Problem description:
Give only the number of lines in the records that include the string "если".

Supplied data:
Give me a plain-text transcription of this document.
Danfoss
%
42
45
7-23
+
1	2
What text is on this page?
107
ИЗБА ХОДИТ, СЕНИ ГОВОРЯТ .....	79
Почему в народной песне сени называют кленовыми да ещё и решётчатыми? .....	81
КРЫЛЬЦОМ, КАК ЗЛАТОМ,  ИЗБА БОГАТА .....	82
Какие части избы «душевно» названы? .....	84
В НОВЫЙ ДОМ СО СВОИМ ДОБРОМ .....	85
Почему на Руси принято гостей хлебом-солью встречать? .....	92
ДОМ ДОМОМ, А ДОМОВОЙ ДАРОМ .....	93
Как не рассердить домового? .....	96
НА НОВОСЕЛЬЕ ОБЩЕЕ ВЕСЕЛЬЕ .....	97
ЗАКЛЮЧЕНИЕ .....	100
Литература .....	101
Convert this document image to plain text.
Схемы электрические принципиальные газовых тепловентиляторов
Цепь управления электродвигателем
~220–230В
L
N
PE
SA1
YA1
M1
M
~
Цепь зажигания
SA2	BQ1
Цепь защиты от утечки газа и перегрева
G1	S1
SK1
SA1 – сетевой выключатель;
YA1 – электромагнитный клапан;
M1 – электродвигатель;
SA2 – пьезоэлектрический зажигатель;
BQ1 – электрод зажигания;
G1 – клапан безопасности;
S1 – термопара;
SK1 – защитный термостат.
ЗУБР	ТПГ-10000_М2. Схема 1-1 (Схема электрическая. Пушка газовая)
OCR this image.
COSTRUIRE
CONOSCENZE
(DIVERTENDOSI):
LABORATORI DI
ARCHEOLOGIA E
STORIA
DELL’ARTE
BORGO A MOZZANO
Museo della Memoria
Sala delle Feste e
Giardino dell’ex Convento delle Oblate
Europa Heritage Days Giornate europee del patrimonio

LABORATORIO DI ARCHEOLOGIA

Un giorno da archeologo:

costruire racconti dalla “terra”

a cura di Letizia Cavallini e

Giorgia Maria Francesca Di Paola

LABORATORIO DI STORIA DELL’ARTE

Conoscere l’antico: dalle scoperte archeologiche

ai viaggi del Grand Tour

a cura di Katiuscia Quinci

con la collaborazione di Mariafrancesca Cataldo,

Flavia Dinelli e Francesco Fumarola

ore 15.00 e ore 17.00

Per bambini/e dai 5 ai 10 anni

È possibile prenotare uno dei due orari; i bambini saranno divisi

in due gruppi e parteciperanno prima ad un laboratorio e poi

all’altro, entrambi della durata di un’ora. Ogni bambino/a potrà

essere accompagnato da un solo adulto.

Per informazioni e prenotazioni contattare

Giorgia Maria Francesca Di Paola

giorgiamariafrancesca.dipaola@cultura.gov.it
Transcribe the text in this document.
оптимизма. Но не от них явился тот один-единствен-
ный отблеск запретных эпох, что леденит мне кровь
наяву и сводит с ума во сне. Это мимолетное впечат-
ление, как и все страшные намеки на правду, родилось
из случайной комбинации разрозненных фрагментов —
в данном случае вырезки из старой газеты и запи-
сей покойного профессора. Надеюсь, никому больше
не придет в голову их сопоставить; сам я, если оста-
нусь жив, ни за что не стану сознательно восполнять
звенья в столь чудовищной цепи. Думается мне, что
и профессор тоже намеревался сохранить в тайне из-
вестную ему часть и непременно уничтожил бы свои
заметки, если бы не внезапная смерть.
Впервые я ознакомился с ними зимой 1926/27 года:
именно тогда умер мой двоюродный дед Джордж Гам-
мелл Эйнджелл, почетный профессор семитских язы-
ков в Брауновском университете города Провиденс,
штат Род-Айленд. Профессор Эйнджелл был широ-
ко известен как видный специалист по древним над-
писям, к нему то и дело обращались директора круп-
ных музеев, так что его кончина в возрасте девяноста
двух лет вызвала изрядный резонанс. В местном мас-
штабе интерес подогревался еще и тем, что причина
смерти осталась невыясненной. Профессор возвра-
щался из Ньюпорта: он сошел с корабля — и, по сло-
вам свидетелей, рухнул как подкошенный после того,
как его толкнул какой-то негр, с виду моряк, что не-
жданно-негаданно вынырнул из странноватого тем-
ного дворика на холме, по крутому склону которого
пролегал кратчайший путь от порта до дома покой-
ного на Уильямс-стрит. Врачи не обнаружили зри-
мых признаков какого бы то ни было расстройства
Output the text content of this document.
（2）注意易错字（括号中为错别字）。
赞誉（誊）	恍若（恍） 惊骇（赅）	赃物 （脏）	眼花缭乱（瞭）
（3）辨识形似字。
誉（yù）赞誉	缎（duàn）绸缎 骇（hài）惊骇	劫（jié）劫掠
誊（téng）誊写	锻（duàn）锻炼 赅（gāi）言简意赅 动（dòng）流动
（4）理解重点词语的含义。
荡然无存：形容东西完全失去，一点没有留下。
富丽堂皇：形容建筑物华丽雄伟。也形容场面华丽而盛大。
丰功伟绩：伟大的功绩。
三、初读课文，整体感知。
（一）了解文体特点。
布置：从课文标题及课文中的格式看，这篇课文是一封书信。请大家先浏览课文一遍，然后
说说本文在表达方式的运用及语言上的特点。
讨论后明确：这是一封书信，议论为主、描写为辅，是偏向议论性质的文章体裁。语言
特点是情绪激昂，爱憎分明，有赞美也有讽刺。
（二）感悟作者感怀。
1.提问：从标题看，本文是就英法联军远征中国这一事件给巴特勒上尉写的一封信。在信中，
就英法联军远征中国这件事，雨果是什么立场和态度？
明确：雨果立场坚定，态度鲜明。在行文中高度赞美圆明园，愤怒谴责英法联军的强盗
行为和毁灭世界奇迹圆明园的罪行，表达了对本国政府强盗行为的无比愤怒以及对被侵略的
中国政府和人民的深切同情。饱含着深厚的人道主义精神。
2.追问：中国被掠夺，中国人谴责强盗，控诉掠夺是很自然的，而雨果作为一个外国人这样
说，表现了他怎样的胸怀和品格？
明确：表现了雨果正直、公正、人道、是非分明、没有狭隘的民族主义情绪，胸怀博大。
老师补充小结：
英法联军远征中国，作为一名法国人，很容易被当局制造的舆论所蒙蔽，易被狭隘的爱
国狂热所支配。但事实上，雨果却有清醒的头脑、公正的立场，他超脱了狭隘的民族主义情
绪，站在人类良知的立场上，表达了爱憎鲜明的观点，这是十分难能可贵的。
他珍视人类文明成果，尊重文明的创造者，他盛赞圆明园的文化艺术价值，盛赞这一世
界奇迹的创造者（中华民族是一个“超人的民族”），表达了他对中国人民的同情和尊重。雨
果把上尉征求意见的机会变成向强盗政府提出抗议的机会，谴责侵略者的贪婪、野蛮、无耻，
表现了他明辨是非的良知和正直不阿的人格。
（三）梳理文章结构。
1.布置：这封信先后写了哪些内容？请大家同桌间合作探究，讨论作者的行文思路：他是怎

Response:
2